TO BE DONE.
Each entry below should be written out exactly as it is, with no pictures.

SUPPLIED DATA.
— Start —

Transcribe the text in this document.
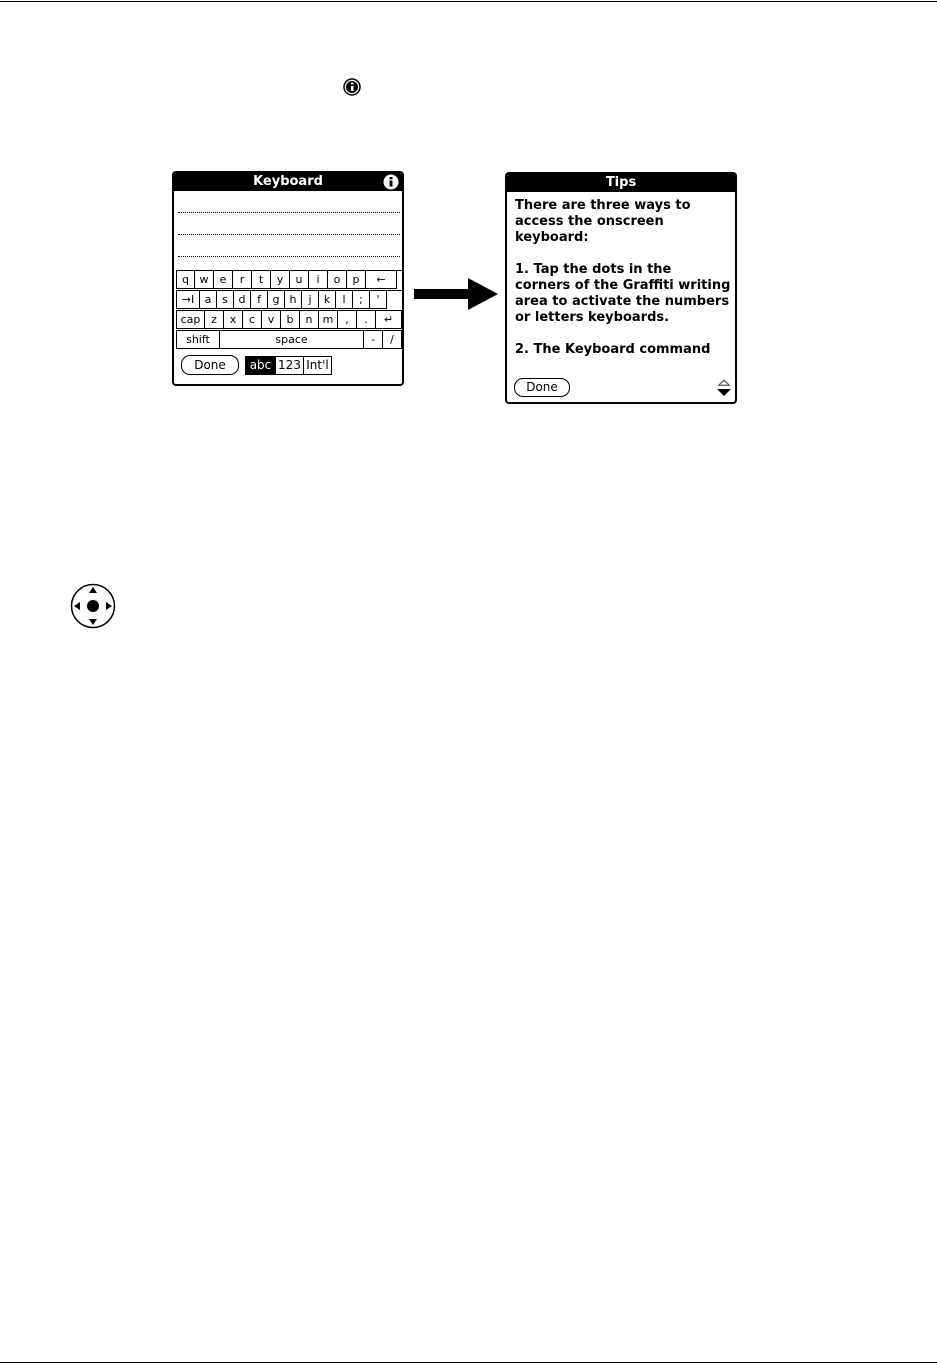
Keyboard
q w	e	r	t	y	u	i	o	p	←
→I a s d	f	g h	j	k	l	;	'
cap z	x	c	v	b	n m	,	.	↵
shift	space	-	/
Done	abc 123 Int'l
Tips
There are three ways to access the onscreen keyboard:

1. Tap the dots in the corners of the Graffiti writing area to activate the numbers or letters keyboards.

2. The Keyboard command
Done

— End —

WRITTEN RESPONSE.
Transcribe the text in this document.
Keyboard
q w	e	r	t	y	u	i	o	p	←
→I a s d	f	g h	j	k	l	;	'
cap z	x	c	v	b	n m	,	.	↵
shift	space	-	/
Done	abc 123 Int'l
Tips
There are three ways to access the onscreen keyboard:

1. Tap the dots in the corners of the Graffiti writing area to activate the numbers or letters keyboards.

2. The Keyboard command
Done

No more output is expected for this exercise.